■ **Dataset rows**

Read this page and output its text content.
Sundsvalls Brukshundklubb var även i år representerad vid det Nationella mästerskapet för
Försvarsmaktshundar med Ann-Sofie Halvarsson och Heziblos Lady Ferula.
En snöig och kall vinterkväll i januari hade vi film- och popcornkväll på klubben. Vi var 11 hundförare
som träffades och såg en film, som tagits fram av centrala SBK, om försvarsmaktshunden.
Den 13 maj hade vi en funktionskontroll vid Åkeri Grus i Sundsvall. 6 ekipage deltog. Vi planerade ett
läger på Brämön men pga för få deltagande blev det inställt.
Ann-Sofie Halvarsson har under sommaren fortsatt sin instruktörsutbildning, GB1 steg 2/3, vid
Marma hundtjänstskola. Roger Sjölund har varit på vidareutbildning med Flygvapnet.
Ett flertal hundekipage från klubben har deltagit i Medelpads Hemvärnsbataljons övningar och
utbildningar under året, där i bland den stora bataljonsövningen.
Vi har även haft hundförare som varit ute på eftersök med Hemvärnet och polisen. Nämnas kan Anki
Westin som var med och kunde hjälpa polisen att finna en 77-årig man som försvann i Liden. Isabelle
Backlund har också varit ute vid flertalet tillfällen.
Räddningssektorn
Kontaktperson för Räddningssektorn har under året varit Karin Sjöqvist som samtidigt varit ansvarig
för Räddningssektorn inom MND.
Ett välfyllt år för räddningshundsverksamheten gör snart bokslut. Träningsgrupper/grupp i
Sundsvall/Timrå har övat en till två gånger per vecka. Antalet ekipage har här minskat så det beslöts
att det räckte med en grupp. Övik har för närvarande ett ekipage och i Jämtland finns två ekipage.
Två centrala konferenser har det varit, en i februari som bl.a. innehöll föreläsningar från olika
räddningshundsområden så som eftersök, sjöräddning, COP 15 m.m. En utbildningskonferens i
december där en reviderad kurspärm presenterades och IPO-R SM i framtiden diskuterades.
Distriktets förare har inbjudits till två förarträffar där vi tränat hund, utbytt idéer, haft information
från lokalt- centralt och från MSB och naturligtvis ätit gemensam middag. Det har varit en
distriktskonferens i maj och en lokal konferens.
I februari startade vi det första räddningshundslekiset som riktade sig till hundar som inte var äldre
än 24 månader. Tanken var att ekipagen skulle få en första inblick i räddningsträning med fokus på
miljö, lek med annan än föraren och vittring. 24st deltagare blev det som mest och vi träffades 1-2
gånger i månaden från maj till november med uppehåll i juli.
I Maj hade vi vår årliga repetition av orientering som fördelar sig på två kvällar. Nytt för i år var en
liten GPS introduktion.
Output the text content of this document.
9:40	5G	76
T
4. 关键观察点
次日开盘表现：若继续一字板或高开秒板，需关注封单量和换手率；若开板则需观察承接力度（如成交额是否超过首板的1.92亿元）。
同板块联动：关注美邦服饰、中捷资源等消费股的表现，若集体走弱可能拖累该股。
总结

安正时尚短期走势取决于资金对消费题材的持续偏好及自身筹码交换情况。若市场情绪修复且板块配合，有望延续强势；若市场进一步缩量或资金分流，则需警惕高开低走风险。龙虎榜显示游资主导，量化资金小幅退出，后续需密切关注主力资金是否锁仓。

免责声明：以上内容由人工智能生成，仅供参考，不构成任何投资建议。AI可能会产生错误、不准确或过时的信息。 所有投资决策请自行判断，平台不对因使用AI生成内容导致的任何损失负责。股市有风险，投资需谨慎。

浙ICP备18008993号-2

■ **Prompt**
Repeat exactly the lines above, starting with the line that contains "Output the text content of this document." and ending with the last line, both included, and nothing else.

■ **Written response**
Output the text content of this document.
9:40	5G	76
T
4. 关键观察点
次日开盘表现：若继续一字板或高开秒板，需关注封单量和换手率；若开板则需观察承接力度（如成交额是否超过首板的1.92亿元）。
同板块联动：关注美邦服饰、中捷资源等消费股的表现，若集体走弱可能拖累该股。
总结

安正时尚短期走势取决于资金对消费题材的持续偏好及自身筹码交换情况。若市场情绪修复且板块配合，有望延续强势；若市场进一步缩量或资金分流，则需警惕高开低走风险。龙虎榜显示游资主导，量化资金小幅退出，后续需密切关注主力资金是否锁仓。

免责声明：以上内容由人工智能生成，仅供参考，不构成任何投资建议。AI可能会产生错误、不准确或过时的信息。 所有投资决策请自行判断，平台不对因使用AI生成内容导致的任何损失负责。股市有风险，投资需谨慎。

浙ICP备18008993号-2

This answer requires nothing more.